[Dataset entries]

######

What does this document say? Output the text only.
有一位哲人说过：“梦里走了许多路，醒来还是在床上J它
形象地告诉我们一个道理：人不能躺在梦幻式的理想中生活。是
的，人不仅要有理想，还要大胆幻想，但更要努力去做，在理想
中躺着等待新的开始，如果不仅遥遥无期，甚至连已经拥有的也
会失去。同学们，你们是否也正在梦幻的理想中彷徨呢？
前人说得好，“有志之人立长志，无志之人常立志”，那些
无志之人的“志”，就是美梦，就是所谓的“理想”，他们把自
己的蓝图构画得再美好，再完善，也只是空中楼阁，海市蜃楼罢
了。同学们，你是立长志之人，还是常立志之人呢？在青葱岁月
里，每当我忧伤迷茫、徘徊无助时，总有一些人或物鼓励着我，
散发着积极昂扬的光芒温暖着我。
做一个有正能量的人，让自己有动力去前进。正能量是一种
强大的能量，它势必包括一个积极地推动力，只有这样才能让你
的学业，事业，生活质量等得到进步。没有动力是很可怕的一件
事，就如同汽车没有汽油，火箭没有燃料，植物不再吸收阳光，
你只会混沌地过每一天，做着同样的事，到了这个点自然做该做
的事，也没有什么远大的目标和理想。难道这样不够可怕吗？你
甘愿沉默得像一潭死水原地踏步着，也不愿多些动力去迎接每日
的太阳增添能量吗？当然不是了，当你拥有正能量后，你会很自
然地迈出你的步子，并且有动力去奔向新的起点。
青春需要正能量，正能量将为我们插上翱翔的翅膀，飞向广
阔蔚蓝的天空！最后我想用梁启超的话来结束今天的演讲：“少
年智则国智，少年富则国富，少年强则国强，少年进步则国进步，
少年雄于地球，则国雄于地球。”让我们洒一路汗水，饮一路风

######

# WHAT IS EXPECTED:
From the first line to the last, please quote the material above exactly.

# SOLUTION FOR THIS TASK:
What does this document say? Output the text only.
有一位哲人说过：“梦里走了许多路，醒来还是在床上J它
形象地告诉我们一个道理：人不能躺在梦幻式的理想中生活。是
的，人不仅要有理想，还要大胆幻想，但更要努力去做，在理想
中躺着等待新的开始，如果不仅遥遥无期，甚至连已经拥有的也
会失去。同学们，你们是否也正在梦幻的理想中彷徨呢？
前人说得好，“有志之人立长志，无志之人常立志”，那些
无志之人的“志”，就是美梦，就是所谓的“理想”，他们把自
己的蓝图构画得再美好，再完善，也只是空中楼阁，海市蜃楼罢
了。同学们，你是立长志之人，还是常立志之人呢？在青葱岁月
里，每当我忧伤迷茫、徘徊无助时，总有一些人或物鼓励着我，
散发着积极昂扬的光芒温暖着我。
做一个有正能量的人，让自己有动力去前进。正能量是一种
强大的能量，它势必包括一个积极地推动力，只有这样才能让你
的学业，事业，生活质量等得到进步。没有动力是很可怕的一件
事，就如同汽车没有汽油，火箭没有燃料，植物不再吸收阳光，
你只会混沌地过每一天，做着同样的事，到了这个点自然做该做
的事，也没有什么远大的目标和理想。难道这样不够可怕吗？你
甘愿沉默得像一潭死水原地踏步着，也不愿多些动力去迎接每日
的太阳增添能量吗？当然不是了，当你拥有正能量后，你会很自
然地迈出你的步子，并且有动力去奔向新的起点。
青春需要正能量，正能量将为我们插上翱翔的翅膀，飞向广
阔蔚蓝的天空！最后我想用梁启超的话来结束今天的演讲：“少
年智则国智，少年富则国富，少年强则国强，少年进步则国进步，
少年雄于地球，则国雄于地球。”让我们洒一路汗水，饮一路风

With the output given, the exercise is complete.